▶ **THE REQUEST**
Show all lines holding the string "this".

━━ PROVIDED RECORDS

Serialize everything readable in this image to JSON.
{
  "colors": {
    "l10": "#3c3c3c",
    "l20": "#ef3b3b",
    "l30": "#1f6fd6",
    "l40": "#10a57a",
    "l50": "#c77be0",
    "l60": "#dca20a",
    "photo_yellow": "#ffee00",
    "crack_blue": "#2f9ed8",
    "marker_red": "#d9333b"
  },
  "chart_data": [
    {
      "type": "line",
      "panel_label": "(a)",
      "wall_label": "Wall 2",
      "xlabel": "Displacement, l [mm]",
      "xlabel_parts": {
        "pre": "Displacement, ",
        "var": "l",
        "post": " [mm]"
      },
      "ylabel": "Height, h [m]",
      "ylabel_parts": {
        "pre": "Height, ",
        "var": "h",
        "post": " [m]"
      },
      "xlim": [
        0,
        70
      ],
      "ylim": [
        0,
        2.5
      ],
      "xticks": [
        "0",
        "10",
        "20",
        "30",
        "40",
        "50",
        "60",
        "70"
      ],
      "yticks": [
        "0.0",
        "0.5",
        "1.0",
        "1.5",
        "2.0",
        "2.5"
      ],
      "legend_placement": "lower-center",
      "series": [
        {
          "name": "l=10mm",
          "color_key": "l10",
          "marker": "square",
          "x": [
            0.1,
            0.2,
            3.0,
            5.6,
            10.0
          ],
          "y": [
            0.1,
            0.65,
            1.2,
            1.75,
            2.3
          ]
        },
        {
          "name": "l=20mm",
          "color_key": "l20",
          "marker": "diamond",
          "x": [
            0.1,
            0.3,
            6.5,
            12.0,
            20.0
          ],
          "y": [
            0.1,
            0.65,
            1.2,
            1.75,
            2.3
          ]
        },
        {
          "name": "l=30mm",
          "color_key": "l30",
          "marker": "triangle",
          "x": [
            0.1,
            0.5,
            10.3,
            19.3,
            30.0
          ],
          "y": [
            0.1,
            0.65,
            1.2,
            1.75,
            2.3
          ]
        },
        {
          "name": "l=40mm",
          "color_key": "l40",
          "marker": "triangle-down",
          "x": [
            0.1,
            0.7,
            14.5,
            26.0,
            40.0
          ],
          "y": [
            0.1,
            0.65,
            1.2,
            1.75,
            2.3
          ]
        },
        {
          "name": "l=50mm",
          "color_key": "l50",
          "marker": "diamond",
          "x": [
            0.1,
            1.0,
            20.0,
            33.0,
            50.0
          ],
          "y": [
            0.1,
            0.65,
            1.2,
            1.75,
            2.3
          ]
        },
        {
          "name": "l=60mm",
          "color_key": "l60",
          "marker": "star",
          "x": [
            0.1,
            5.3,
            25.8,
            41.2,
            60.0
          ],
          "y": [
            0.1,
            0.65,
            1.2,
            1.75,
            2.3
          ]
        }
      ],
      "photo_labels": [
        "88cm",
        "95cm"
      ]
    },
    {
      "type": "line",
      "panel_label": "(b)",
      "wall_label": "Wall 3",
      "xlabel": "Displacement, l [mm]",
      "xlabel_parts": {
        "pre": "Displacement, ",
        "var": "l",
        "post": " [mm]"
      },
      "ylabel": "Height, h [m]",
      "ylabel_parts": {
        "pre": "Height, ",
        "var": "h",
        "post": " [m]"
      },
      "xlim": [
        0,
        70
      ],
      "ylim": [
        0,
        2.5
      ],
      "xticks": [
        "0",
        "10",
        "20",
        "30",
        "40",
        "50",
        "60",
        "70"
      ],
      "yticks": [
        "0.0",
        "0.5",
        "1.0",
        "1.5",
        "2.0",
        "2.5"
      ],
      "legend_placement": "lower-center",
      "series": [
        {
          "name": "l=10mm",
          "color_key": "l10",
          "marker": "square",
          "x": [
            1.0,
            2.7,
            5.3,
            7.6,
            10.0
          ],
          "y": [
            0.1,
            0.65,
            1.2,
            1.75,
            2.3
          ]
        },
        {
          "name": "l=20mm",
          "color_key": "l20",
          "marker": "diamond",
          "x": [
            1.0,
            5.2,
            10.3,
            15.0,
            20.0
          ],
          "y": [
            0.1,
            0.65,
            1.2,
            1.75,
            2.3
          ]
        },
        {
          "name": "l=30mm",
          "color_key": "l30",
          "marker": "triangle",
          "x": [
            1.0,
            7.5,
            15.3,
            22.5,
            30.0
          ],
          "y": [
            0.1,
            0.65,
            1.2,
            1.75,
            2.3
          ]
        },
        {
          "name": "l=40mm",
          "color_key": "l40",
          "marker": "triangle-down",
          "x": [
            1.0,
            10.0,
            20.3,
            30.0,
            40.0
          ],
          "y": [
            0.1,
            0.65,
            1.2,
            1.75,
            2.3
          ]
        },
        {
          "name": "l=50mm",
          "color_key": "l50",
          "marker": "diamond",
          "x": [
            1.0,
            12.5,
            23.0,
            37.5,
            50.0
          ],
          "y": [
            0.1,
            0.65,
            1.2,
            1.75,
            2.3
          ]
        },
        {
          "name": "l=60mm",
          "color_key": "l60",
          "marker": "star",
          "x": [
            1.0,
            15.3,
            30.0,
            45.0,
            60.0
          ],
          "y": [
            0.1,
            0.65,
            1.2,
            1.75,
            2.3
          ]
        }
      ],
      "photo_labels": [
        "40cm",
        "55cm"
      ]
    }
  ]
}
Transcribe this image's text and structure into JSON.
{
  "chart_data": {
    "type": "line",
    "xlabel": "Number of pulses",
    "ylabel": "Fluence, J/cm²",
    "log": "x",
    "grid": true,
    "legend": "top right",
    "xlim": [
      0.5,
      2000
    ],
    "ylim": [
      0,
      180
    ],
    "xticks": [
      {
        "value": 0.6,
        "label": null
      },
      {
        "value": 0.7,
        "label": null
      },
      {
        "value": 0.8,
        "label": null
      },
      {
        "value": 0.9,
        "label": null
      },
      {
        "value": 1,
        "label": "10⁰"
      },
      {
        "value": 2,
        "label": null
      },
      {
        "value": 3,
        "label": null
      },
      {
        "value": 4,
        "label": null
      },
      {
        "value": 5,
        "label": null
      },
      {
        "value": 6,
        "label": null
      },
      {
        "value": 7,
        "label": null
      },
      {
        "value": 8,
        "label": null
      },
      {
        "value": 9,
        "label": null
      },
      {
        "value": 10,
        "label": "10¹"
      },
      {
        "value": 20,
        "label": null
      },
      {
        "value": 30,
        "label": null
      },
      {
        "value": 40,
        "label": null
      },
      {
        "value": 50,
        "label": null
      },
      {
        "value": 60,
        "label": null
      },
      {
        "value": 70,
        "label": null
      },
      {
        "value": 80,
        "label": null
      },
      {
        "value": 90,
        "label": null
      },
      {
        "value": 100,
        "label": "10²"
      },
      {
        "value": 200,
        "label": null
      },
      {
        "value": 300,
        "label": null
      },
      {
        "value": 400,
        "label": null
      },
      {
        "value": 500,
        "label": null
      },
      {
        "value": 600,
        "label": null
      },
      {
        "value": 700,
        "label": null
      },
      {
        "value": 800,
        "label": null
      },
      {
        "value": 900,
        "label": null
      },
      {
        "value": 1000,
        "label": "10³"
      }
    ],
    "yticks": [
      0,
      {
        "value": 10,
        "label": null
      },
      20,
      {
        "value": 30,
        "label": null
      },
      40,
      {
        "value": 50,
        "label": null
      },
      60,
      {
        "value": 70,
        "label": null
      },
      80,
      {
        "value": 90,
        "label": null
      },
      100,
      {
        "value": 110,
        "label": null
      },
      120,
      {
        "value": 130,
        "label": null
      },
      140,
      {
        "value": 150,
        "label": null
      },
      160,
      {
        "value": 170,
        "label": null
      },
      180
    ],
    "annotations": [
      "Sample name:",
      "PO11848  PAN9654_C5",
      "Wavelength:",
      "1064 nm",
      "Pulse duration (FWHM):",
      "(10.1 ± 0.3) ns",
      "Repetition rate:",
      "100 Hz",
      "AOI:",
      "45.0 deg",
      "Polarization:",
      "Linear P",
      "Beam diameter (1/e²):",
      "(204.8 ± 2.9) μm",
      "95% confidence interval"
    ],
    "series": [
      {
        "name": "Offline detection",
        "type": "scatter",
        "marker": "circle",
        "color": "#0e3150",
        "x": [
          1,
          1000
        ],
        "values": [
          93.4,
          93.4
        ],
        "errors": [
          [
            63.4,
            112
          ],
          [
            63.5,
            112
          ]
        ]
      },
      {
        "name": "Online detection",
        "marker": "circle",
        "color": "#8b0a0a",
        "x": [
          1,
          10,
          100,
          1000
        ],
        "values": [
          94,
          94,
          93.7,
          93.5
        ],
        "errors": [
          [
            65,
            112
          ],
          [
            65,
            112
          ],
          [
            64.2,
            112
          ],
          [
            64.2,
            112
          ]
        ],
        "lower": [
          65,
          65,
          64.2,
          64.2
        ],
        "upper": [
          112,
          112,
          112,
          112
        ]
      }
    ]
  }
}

━━━━

▶ **EXPECTED ANSWER**
Serialize everything readable in this image to JSON.
Transcribe this image's text and structure into JSON.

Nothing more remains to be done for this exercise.